───── Material for this exercise

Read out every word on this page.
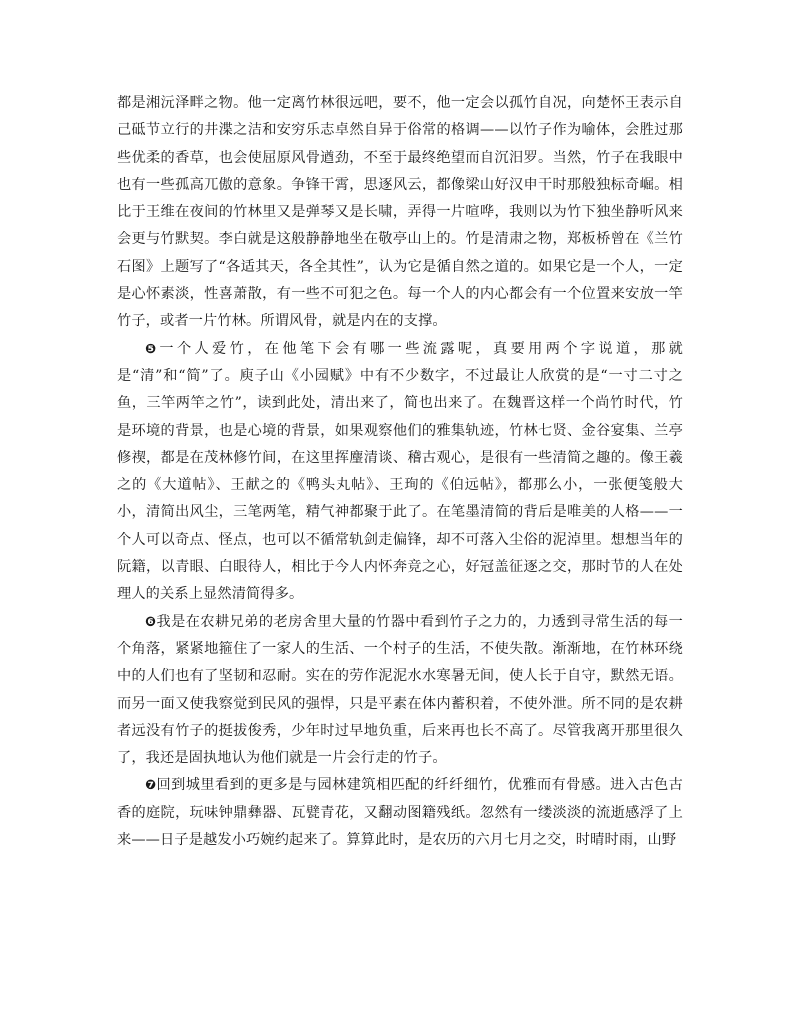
都是湘沅泽畔之物。他一定离竹林很远吧，要不，他一定会以孤竹自况，向楚怀王表示自己砥节立行的井渫之洁和安穷乐志卓然自异于俗常的格调——以竹子作为喻体，会胜过那些优柔的香草，也会使屈原风骨遒劲，不至于最终绝望而自沉汨罗。当然，竹子在我眼中也有一些孤高兀傲的意象。争锋干霄，思逐风云，都像梁山好汉申干时那般独标奇崛。相比于王维在夜间的竹林里又是弹琴又是长啸，弄得一片喧哗，我则以为竹下独坐静听风来会更与竹默契。李白就是这般静静地坐在敬亭山上的。竹是清肃之物，郑板桥曾在《兰竹石图》上题写了“各适其天，各全其性”，认为它是循自然之道的。如果它是一个人，一定是心怀素淡，性喜萧散，有一些不可犯之色。每一个人的内心都会有一个位置来安放一竿竹子，或者一片竹林。所谓风骨，就是内在的支撑。

❺一个人爱竹，在他笔下会有哪一些流露呢，真要用两个字说道，那就是“清”和“简”了。庾子山《小园赋》中有不少数字，不过最让人欣赏的是“一寸二寸之鱼，三竿两竿之竹”，读到此处，清出来了，简也出来了。在魏晋这样一个尚竹时代，竹是环境的背景，也是心境的背景，如果观察他们的雅集轨迹，竹林七贤、金谷宴集、兰亭修禊，都是在茂林修竹间，在这里挥麈清谈、稽古观心，是很有一些清简之趣的。像王羲之的《大道帖》、王献之的《鸭头丸帖》、王珣的《伯远帖》，都那么小，一张便笺般大小，清简出风尘，三笔两笔，精气神都聚于此了。在笔墨清简的背后是唯美的人格——一个人可以奇点、怪点，也可以不循常轨剑走偏锋，却不可落入尘俗的泥淖里。想想当年的阮籍，以青眼、白眼待人，相比于今人内怀奔竞之心，好冠盖征逐之交，那时节的人在处理人的关系上显然清简得多。

❻我是在农耕兄弟的老房舍里大量的竹器中看到竹子之力的，力透到寻常生活的每一个角落，紧紧地箍住了一家人的生活、一个村子的生活，不使失散。渐渐地，在竹林环绕中的人们也有了坚韧和忍耐。实在的劳作泥泥水水寒暑无间，使人长于自守，默然无语。而另一面又使我察觉到民风的强悍，只是平素在体内蓄积着，不使外泄。所不同的是农耕者远没有竹子的挺拔俊秀，少年时过早地负重，后来再也长不高了。尽管我离开那里很久了，我还是固执地认为他们就是一片会行走的竹子。

❼回到城里看到的更多是与园林建筑相匹配的纤纤细竹，优雅而有骨感。进入古色古香的庭院，玩味钟鼎彝器、瓦甓青花，又翻动图籍残纸。忽然有一缕淡淡的流逝感浮了上来——日子是越发小巧婉约起来了。算算此时，是农历的六月七月之交，时晴时雨，山野
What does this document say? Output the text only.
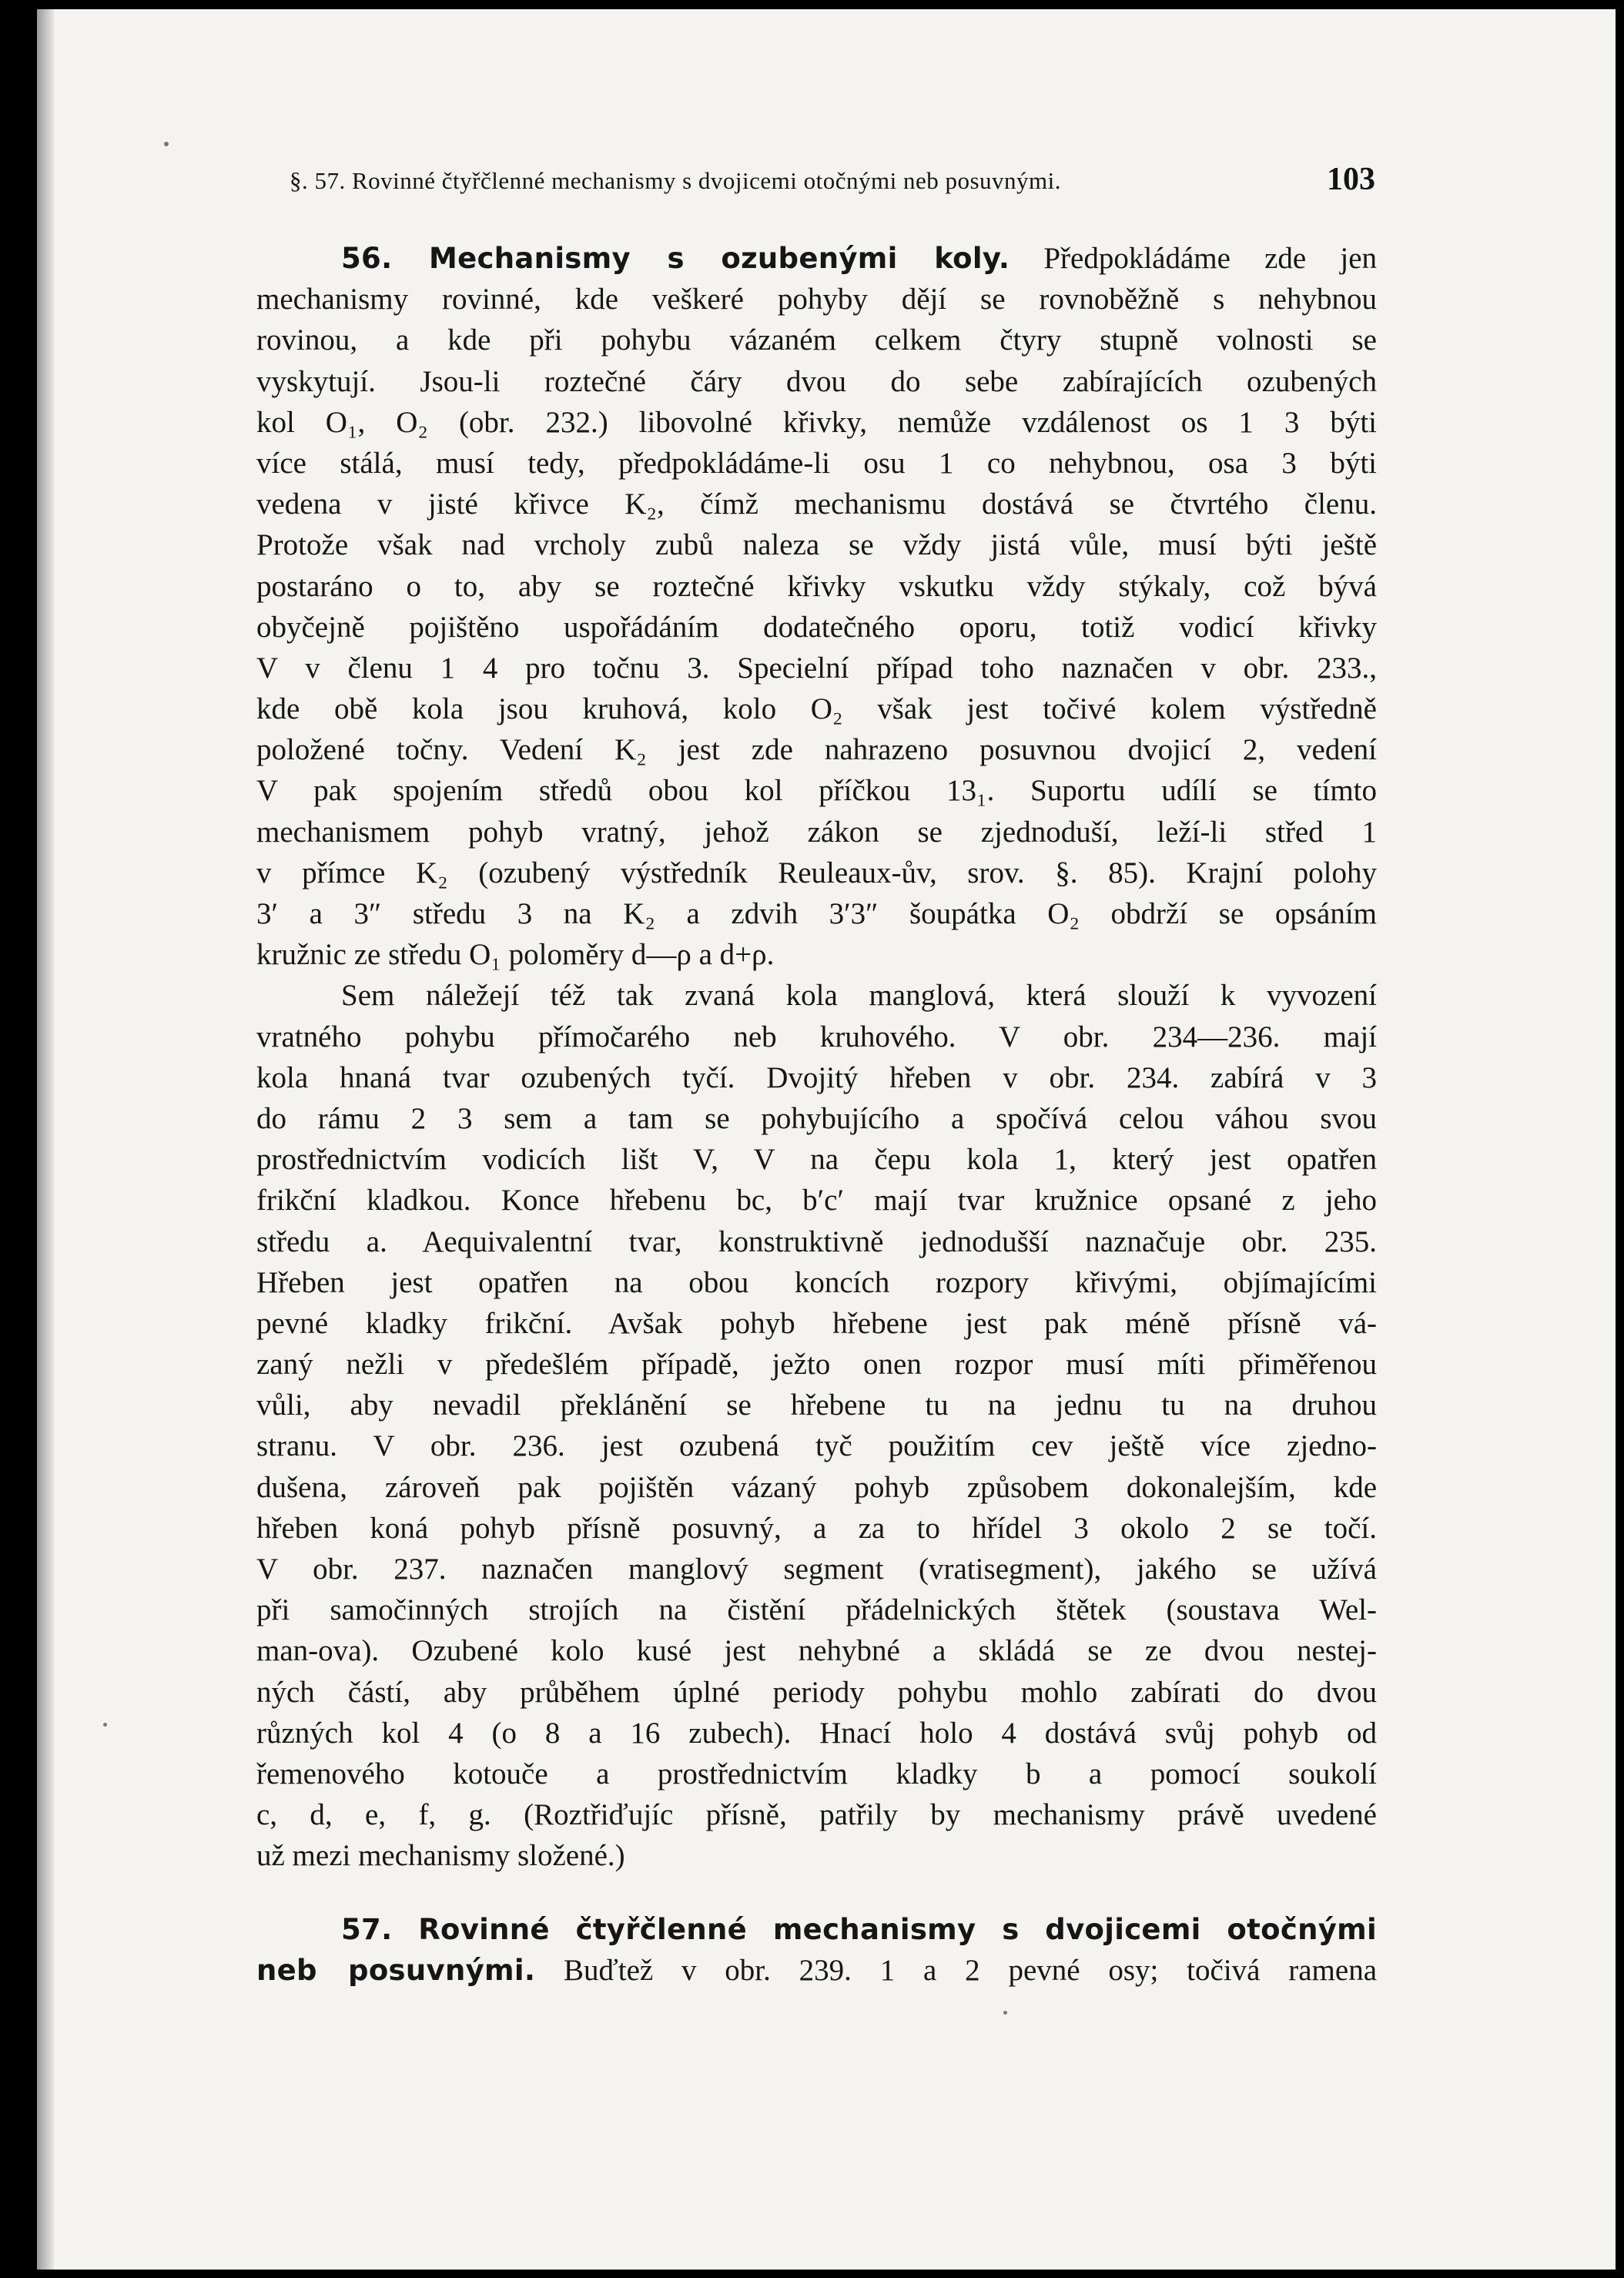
§. 57. Rovinné čtyřčlenné mechanismy s dvojicemi otočnými neb posuvnými.	103
56. Mechanismy s ozubenými koly. Předpokládáme zde jen
mechanismy rovinné, kde veškeré pohyby dějí se rovnoběžně s nehybnou
rovinou, a kde při pohybu vázaném celkem čtyry stupně volnosti se
vyskytují. Jsou-li roztečné čáry dvou do sebe zabírajících ozubených
kol O₁, O₂ (obr. 232.) libovolné křivky, nemůže vzdálenost os 1 3 býti
více stálá, musí tedy, předpokládáme-li osu 1 co nehybnou, osa 3 býti
vedena v jisté křivce K₂, čímž mechanismu dostává se čtvrtého členu.
Protože však nad vrcholy zubů naleza se vždy jistá vůle, musí býti ještě
postaráno o to, aby se roztečné křivky vskutku vždy stýkaly, což bývá
obyčejně pojištěno uspořádáním dodatečného oporu, totiž vodicí křivky
V v členu 1 4 pro točnu 3. Specielní případ toho naznačen v obr. 233.,
kde obě kola jsou kruhová, kolo O₂ však jest točivé kolem výstředně
položené točny. Vedení K₂ jest zde nahrazeno posuvnou dvojicí 2, vedení
V pak spojením středů obou kol příčkou 13₁. Suportu udílí se tímto
mechanismem pohyb vratný, jehož zákon se zjednoduší, leží-li střed 1
v přímce K₂ (ozubený výstředník Reuleaux-ův, srov. §. 85). Krajní polohy
3′ a 3″ středu 3 na K₂ a zdvih 3′3″ šoupátka O₂ obdrží se opsáním
kružnic ze středu O₁ poloměry d—ρ a d+ρ.
Sem náležejí též tak zvaná kola manglová, která slouží k vyvození
vratného pohybu přímočarého neb kruhového. V obr. 234—236. mají
kola hnaná tvar ozubených tyčí. Dvojitý hřeben v obr. 234. zabírá v 3
do rámu 2 3 sem a tam se pohybujícího a spočívá celou váhou svou
prostřednictvím vodicích lišt V, V na čepu kola 1, který jest opatřen
frikční kladkou. Konce hřebenu bc, b′c′ mají tvar kružnice opsané z jeho
středu a. Aequivalentní tvar, konstruktivně jednodušší naznačuje obr. 235.
Hřeben jest opatřen na obou koncích rozpory křivými, objímajícími
pevné kladky frikční. Avšak pohyb hřebene jest pak méně přísně vá-
zaný nežli v předešlém případě, ježto onen rozpor musí míti přiměřenou
vůli, aby nevadil překlánění se hřebene tu na jednu tu na druhou
stranu. V obr. 236. jest ozubená tyč použitím cev ještě více zjedno-
dušena, zároveň pak pojištěn vázaný pohyb způsobem dokonalejším, kde
hřeben koná pohyb přísně posuvný, a za to hřídel 3 okolo 2 se točí.
V obr. 237. naznačen manglový segment (vratisegment), jakého se užívá
při samočinných strojích na čistění přádelnických štětek (soustava Wel-
man-ova). Ozubené kolo kusé jest nehybné a skládá se ze dvou nestej-
ných částí, aby průběhem úplné periody pohybu mohlo zabírati do dvou
různých kol 4 (o 8 a 16 zubech). Hnací holo 4 dostává svůj pohyb od
řemenového kotouče a prostřednictvím kladky b a pomocí soukolí
c, d, e, f, g. (Roztřiďujíc přísně, patřily by mechanismy právě uvedené
už mezi mechanismy složené.)
57. Rovinné čtyřčlenné mechanismy s dvojicemi otočnými
neb posuvnými. Buďtež v obr. 239. 1 a 2 pevné osy; točivá ramena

──────────

Aim: Only lines with the word "opatřen" are wanted, so copy each one from the records.

Answer to the exercise:
prostřednictvím vodicích lišt V, V na čepu kola 1, který jest opatřen
Hřeben jest opatřen na obou koncích rozpory křivými, objímajícími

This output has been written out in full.